[Stored data]
[BEGIN]

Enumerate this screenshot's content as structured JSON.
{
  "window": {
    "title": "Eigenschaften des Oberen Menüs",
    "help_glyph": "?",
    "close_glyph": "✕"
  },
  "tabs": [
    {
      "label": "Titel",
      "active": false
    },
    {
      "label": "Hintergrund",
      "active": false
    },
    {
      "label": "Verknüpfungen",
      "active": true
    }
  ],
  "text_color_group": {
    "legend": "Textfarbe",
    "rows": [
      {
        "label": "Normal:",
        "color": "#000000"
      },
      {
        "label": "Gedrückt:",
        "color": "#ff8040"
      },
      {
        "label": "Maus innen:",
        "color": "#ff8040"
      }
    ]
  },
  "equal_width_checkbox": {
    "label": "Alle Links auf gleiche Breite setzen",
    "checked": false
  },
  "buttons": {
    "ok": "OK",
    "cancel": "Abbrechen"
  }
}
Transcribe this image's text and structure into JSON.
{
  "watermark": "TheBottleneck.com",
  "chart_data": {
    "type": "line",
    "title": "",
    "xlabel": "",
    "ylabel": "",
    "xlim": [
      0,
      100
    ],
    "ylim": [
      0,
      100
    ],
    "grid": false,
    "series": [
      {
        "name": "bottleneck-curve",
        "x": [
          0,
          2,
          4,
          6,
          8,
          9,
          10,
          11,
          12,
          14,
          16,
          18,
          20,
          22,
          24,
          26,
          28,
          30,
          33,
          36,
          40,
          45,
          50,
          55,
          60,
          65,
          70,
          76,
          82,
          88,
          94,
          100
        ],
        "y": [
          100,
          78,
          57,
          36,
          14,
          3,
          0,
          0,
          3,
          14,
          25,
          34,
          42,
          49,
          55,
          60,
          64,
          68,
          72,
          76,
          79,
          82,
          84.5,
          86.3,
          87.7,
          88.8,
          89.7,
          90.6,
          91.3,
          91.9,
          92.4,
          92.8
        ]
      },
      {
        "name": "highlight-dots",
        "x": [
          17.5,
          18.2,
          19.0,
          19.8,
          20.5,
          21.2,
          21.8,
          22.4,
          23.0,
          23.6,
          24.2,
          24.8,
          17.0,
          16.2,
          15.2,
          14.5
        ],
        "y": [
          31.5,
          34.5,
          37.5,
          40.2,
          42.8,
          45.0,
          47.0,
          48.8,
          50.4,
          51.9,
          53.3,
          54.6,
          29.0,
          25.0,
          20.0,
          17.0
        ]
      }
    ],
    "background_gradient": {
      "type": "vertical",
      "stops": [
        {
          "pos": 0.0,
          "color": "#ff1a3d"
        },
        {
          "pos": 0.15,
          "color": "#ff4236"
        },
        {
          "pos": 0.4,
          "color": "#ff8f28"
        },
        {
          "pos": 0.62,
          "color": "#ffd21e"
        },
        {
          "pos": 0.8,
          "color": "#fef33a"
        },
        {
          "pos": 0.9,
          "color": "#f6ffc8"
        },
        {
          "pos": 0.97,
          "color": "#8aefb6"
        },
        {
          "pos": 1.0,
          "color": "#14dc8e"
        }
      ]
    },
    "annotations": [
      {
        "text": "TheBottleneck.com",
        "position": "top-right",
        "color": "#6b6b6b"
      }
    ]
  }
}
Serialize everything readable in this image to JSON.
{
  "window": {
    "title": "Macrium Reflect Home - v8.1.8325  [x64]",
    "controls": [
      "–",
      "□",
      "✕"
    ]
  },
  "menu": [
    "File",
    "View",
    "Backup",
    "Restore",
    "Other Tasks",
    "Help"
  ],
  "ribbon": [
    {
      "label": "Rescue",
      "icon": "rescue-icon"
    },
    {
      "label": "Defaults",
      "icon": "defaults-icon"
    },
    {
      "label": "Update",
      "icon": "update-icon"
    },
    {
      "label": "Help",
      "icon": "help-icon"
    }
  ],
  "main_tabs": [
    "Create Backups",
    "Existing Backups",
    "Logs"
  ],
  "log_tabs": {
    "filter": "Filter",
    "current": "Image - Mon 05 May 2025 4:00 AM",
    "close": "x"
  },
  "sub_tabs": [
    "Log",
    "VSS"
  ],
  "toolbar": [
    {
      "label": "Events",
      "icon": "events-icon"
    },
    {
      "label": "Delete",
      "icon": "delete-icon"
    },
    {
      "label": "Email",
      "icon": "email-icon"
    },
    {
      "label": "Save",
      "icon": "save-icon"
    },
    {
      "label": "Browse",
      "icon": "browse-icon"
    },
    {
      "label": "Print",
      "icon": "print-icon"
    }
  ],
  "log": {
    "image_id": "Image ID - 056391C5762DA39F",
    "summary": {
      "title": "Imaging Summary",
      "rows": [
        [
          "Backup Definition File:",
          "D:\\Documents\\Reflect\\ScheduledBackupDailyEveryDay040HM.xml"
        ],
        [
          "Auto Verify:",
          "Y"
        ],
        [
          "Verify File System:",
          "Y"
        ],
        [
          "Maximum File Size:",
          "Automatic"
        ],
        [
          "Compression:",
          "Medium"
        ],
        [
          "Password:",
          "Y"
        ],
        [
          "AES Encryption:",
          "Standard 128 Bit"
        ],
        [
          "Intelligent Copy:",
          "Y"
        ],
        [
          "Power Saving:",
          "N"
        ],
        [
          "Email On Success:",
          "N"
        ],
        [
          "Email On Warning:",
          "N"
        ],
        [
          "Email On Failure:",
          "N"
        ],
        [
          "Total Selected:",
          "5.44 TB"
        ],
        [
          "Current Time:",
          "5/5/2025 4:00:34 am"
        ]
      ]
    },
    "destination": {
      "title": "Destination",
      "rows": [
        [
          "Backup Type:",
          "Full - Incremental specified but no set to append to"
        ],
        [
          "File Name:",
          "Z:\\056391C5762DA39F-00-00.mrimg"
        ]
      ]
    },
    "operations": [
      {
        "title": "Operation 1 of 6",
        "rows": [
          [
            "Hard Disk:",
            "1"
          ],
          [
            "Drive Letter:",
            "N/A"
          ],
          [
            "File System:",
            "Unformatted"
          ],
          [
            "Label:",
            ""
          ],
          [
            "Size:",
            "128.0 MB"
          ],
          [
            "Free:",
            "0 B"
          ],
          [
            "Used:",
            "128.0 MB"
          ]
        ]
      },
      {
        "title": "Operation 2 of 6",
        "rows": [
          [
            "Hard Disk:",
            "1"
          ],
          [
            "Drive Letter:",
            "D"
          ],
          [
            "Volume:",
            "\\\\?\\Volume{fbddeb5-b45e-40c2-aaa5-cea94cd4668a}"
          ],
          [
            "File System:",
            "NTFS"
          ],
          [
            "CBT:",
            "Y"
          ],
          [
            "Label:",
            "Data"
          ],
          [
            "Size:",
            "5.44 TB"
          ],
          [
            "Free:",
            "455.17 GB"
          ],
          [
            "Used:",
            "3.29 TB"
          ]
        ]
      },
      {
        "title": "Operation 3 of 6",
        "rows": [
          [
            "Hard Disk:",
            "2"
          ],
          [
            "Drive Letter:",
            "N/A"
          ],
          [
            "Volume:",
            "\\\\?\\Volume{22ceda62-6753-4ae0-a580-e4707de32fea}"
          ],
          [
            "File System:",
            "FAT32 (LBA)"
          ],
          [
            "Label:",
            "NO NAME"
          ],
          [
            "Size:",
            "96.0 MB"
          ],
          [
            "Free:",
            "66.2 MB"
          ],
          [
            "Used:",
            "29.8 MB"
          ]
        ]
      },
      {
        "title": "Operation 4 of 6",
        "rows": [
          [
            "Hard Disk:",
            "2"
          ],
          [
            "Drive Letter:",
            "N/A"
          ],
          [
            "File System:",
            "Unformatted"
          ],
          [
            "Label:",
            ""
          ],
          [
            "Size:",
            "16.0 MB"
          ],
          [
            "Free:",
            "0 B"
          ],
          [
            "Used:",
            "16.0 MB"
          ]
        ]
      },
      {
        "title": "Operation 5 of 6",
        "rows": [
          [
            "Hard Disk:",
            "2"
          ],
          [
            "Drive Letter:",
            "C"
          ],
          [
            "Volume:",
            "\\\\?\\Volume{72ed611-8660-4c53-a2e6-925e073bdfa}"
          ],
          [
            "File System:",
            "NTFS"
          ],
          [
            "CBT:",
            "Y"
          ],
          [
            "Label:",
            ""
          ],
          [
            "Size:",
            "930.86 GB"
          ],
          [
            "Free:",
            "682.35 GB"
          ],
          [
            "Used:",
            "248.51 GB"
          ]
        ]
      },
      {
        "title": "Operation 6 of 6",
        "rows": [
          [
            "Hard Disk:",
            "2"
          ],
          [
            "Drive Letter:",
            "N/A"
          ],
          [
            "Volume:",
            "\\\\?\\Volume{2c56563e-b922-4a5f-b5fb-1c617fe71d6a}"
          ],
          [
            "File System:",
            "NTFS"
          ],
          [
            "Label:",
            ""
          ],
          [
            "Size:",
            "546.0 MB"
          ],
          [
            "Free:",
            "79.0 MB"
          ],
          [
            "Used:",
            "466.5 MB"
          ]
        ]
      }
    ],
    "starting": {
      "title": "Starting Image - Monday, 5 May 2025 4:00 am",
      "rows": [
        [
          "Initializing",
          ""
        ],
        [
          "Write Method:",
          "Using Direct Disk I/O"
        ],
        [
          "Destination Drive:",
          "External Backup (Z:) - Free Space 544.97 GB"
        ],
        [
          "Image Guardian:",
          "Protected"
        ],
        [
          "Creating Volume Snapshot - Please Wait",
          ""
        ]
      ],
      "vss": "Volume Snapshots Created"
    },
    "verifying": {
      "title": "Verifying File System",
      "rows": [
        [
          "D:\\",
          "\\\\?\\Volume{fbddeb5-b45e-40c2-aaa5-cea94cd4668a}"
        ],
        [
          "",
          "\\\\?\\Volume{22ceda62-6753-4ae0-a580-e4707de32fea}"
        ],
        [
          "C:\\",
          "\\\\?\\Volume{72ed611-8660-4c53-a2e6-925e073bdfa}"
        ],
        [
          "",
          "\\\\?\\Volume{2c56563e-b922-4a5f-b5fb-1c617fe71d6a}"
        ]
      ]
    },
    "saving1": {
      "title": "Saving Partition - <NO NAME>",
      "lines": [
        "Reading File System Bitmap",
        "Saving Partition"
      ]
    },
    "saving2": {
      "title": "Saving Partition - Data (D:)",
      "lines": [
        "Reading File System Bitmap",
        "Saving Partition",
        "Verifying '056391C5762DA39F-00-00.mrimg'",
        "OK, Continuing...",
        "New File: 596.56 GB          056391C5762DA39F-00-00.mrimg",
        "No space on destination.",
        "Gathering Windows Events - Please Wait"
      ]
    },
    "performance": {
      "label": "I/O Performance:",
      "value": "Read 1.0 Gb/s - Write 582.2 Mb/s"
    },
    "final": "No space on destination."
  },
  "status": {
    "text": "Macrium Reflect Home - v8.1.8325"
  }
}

[END]

*Task requirements:*
Select every line in the material above where the string "mrimg" occurs, and copy it.

*Correct output:*
          "Z:\\056391C5762DA39F-00-00.mrimg"
        "Verifying '056391C5762DA39F-00-00.mrimg'",
        "New File: 596.56 GB          056391C5762DA39F-00-00.mrimg",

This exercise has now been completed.